◆ Work instructions
Reproduce the line that holds "Parse this screenshot: output" together with all the lines after it up to the end of the entries.
***** Data extract *****
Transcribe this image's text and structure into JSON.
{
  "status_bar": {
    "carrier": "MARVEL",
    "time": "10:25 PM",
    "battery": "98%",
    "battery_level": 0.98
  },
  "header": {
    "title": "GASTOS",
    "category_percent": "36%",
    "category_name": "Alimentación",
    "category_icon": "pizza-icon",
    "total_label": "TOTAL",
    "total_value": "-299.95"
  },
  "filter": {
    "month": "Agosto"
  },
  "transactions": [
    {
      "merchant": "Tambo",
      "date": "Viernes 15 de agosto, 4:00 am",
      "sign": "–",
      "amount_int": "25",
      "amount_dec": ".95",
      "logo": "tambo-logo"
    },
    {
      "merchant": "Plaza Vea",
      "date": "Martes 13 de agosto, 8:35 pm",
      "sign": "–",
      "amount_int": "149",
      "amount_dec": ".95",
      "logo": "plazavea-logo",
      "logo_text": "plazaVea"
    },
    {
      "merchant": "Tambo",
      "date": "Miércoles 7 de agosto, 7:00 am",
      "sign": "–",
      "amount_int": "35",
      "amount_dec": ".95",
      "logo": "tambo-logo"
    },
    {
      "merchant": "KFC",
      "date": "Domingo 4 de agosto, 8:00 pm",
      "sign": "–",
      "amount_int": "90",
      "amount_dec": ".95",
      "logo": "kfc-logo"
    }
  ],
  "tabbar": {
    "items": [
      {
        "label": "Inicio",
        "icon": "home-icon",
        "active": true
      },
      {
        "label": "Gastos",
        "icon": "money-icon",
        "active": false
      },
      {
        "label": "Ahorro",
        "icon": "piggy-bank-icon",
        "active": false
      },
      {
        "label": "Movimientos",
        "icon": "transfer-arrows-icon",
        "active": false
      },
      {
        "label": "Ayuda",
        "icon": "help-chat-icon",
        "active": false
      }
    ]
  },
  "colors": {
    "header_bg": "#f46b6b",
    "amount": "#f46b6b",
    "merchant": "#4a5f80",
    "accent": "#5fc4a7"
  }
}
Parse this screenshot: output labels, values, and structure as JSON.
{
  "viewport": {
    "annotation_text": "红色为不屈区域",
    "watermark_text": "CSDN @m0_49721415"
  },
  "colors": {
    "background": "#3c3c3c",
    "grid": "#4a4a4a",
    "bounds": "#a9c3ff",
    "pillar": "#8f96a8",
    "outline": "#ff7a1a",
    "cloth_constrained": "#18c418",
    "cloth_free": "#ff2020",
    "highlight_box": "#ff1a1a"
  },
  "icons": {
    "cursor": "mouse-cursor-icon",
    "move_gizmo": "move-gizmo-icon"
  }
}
*****
◆ Solution to this problem
Parse this screenshot: output labels, values, and structure as JSON.
{
  "viewport": {
    "annotation_text": "红色为不屈区域",
    "watermark_text": "CSDN @m0_49721415"
  },
  "colors": {
    "background": "#3c3c3c",
    "grid": "#4a4a4a",
    "bounds": "#a9c3ff",
    "pillar": "#8f96a8",
    "outline": "#ff7a1a",
    "cloth_constrained": "#18c418",
    "cloth_free": "#ff2020",
    "highlight_box": "#ff1a1a"
  },
  "icons": {
    "cursor": "mouse-cursor-icon",
    "move_gizmo": "move-gizmo-icon"
  }
}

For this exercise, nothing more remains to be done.